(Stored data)
>>>
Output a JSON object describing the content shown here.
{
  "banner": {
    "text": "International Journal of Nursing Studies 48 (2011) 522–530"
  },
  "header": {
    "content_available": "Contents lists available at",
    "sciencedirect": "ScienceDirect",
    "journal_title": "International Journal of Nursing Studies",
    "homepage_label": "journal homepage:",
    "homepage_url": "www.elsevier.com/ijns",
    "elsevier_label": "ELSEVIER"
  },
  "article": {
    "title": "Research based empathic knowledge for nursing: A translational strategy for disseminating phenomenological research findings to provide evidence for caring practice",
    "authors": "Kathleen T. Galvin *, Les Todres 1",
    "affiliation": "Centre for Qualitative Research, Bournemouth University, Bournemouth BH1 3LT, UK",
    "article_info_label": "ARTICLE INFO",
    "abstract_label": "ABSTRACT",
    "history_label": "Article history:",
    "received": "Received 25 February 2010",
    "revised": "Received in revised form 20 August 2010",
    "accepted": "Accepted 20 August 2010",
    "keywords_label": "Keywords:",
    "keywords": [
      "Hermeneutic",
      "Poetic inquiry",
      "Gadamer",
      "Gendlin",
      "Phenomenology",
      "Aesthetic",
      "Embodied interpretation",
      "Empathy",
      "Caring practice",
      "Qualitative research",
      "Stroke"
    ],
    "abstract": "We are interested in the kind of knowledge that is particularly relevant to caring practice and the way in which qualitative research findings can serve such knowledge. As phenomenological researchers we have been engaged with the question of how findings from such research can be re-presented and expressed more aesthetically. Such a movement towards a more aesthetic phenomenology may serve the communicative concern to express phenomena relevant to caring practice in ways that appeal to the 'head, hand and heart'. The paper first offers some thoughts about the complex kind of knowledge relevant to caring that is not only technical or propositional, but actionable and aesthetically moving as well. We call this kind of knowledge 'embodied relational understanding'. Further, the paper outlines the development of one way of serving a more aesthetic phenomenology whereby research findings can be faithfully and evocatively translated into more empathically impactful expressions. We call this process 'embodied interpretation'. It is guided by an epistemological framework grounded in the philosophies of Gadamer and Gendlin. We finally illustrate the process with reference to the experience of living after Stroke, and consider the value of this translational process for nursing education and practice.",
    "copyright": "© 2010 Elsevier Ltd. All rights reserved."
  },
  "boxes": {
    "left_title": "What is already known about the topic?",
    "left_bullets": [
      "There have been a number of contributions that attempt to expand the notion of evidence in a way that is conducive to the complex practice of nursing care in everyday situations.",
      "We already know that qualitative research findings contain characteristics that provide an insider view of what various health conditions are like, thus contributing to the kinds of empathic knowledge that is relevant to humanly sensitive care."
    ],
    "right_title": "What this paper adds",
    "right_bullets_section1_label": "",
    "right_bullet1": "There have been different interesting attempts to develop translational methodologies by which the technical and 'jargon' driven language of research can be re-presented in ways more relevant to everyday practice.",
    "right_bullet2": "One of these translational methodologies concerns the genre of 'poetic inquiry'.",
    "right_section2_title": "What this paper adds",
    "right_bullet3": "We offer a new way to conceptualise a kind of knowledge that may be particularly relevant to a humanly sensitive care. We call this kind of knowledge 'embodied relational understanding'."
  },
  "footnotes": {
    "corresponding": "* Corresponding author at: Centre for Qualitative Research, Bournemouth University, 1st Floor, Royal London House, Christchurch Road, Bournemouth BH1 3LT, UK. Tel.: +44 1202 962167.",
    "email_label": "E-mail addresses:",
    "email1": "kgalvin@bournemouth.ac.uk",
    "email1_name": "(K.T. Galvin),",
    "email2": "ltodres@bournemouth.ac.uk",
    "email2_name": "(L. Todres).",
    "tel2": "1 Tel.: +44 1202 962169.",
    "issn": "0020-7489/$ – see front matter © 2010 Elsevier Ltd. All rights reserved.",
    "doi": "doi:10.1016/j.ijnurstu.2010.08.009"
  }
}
<<<
● PROBLEM
From the entries above, collect every line with the string "which" in it.

● RESULT FOR THIS EXERCISE
    "abstract": "We are interested in the kind of knowledge that is particularly relevant to caring practice and the way in which qualitative research findings can serve such knowledge. As phenomenological researchers we have been engaged with the question of how findings from such research can be re-presented and expressed more aesthetically. Such a movement towards a more aesthetic phenomenology may serve the communicative concern to express phenomena relevant to caring practice in ways that appeal to the 'head, hand and heart'. The paper first offers some thoughts about the complex kind of knowledge relevant to caring that is not only technical or propositional, but actionable and aesthetically moving as well. We call this kind of knowledge 'embodied relational understanding'. Further, the paper outlines the development of one way of serving a more aesthetic phenomenology whereby research findings can be faithfully and evocatively translated into more empathically impactful expressions. We call this process 'embodied interpretation'. It is guided by an epistemological framework grounded in the philosophies of Gadamer and Gendlin. We finally illustrate the process with reference to the experience of living after Stroke, and consider the value of this translational process for nursing education and practice.",
    "right_bullet1": "There have been different interesting attempts to develop translational methodologies by which the technical and 'jargon' driven language of research can be re-presented in ways more relevant to everyday practice.",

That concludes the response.